=== Section Start ===
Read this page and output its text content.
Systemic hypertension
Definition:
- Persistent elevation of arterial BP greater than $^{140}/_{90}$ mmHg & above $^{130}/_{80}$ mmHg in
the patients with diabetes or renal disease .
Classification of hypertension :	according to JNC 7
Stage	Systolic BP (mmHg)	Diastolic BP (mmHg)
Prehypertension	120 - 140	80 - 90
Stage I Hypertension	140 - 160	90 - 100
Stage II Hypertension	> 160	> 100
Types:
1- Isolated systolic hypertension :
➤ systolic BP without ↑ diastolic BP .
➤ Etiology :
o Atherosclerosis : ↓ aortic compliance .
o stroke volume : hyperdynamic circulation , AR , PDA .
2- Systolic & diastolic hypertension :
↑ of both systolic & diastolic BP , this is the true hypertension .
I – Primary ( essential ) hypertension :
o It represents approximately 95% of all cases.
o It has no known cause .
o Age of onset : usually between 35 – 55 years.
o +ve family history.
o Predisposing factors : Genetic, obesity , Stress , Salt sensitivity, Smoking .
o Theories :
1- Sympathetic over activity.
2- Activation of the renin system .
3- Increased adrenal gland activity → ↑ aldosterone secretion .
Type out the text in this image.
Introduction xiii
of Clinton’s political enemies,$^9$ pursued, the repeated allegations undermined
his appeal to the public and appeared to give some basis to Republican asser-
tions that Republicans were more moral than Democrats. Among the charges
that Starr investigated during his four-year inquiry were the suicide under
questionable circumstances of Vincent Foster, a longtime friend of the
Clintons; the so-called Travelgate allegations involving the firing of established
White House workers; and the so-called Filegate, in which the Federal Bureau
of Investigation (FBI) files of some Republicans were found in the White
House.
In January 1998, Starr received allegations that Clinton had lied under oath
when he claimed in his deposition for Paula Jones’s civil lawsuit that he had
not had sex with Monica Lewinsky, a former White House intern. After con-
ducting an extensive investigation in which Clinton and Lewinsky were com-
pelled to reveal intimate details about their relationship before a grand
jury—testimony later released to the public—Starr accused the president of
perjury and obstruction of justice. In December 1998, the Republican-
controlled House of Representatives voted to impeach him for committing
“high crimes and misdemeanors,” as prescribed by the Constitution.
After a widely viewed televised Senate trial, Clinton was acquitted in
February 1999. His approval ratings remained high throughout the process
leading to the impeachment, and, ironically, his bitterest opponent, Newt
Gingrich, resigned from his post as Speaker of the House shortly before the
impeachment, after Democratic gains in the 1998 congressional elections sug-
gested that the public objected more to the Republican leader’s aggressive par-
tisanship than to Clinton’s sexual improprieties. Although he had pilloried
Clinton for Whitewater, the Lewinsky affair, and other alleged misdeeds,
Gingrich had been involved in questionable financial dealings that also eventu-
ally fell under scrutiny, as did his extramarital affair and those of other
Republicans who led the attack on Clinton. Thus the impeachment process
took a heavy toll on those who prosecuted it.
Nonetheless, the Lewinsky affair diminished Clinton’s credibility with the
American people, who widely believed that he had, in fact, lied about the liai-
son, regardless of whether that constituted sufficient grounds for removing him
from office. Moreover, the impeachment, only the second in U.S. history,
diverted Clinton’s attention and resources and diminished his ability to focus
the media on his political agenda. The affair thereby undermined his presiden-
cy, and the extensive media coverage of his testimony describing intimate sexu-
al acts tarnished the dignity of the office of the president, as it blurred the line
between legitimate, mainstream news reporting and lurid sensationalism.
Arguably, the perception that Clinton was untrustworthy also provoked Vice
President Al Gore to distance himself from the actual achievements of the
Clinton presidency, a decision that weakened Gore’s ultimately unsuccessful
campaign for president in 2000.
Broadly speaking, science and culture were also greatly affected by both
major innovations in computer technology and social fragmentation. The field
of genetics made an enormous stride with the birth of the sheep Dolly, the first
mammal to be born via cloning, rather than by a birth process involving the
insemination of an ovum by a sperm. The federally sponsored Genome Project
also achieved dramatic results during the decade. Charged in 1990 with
=== Section End ===
INSTRUCTIONS FOR THE TASK :: Reproduce the material precisely, including every line.

RESULT FOR THIS TASK ::
Read this page and output its text content.
Systemic hypertension
Definition:
- Persistent elevation of arterial BP greater than $^{140}/_{90}$ mmHg & above $^{130}/_{80}$ mmHg in
the patients with diabetes or renal disease .
Classification of hypertension :	according to JNC 7
Stage	Systolic BP (mmHg)	Diastolic BP (mmHg)
Prehypertension	120 - 140	80 - 90
Stage I Hypertension	140 - 160	90 - 100
Stage II Hypertension	> 160	> 100
Types:
1- Isolated systolic hypertension :
➤ systolic BP without ↑ diastolic BP .
➤ Etiology :
o Atherosclerosis : ↓ aortic compliance .
o stroke volume : hyperdynamic circulation , AR , PDA .
2- Systolic & diastolic hypertension :
↑ of both systolic & diastolic BP , this is the true hypertension .
I – Primary ( essential ) hypertension :
o It represents approximately 95% of all cases.
o It has no known cause .
o Age of onset : usually between 35 – 55 years.
o +ve family history.
o Predisposing factors : Genetic, obesity , Stress , Salt sensitivity, Smoking .
o Theories :
1- Sympathetic over activity.
2- Activation of the renin system .
3- Increased adrenal gland activity → ↑ aldosterone secretion .
Type out the text in this image.
Introduction xiii
of Clinton’s political enemies,$^9$ pursued, the repeated allegations undermined
his appeal to the public and appeared to give some basis to Republican asser-
tions that Republicans were more moral than Democrats. Among the charges
that Starr investigated during his four-year inquiry were the suicide under
questionable circumstances of Vincent Foster, a longtime friend of the
Clintons; the so-called Travelgate allegations involving the firing of established
White House workers; and the so-called Filegate, in which the Federal Bureau
of Investigation (FBI) files of some Republicans were found in the White
House.
In January 1998, Starr received allegations that Clinton had lied under oath
when he claimed in his deposition for Paula Jones’s civil lawsuit that he had
not had sex with Monica Lewinsky, a former White House intern. After con-
ducting an extensive investigation in which Clinton and Lewinsky were com-
pelled to reveal intimate details about their relationship before a grand
jury—testimony later released to the public—Starr accused the president of
perjury and obstruction of justice. In December 1998, the Republican-
controlled House of Representatives voted to impeach him for committing
“high crimes and misdemeanors,” as prescribed by the Constitution.
After a widely viewed televised Senate trial, Clinton was acquitted in
February 1999. His approval ratings remained high throughout the process
leading to the impeachment, and, ironically, his bitterest opponent, Newt
Gingrich, resigned from his post as Speaker of the House shortly before the
impeachment, after Democratic gains in the 1998 congressional elections sug-
gested that the public objected more to the Republican leader’s aggressive par-
tisanship than to Clinton’s sexual improprieties. Although he had pilloried
Clinton for Whitewater, the Lewinsky affair, and other alleged misdeeds,
Gingrich had been involved in questionable financial dealings that also eventu-
ally fell under scrutiny, as did his extramarital affair and those of other
Republicans who led the attack on Clinton. Thus the impeachment process
took a heavy toll on those who prosecuted it.
Nonetheless, the Lewinsky affair diminished Clinton’s credibility with the
American people, who widely believed that he had, in fact, lied about the liai-
son, regardless of whether that constituted sufficient grounds for removing him
from office. Moreover, the impeachment, only the second in U.S. history,
diverted Clinton’s attention and resources and diminished his ability to focus
the media on his political agenda. The affair thereby undermined his presiden-
cy, and the extensive media coverage of his testimony describing intimate sexu-
al acts tarnished the dignity of the office of the president, as it blurred the line
between legitimate, mainstream news reporting and lurid sensationalism.
Arguably, the perception that Clinton was untrustworthy also provoked Vice
President Al Gore to distance himself from the actual achievements of the
Clinton presidency, a decision that weakened Gore’s ultimately unsuccessful
campaign for president in 2000.
Broadly speaking, science and culture were also greatly affected by both
major innovations in computer technology and social fragmentation. The field
of genetics made an enormous stride with the birth of the sheep Dolly, the first
mammal to be born via cloning, rather than by a birth process involving the
insemination of an ovum by a sperm. The federally sponsored Genome Project
also achieved dramatic results during the decade. Charged in 1990 with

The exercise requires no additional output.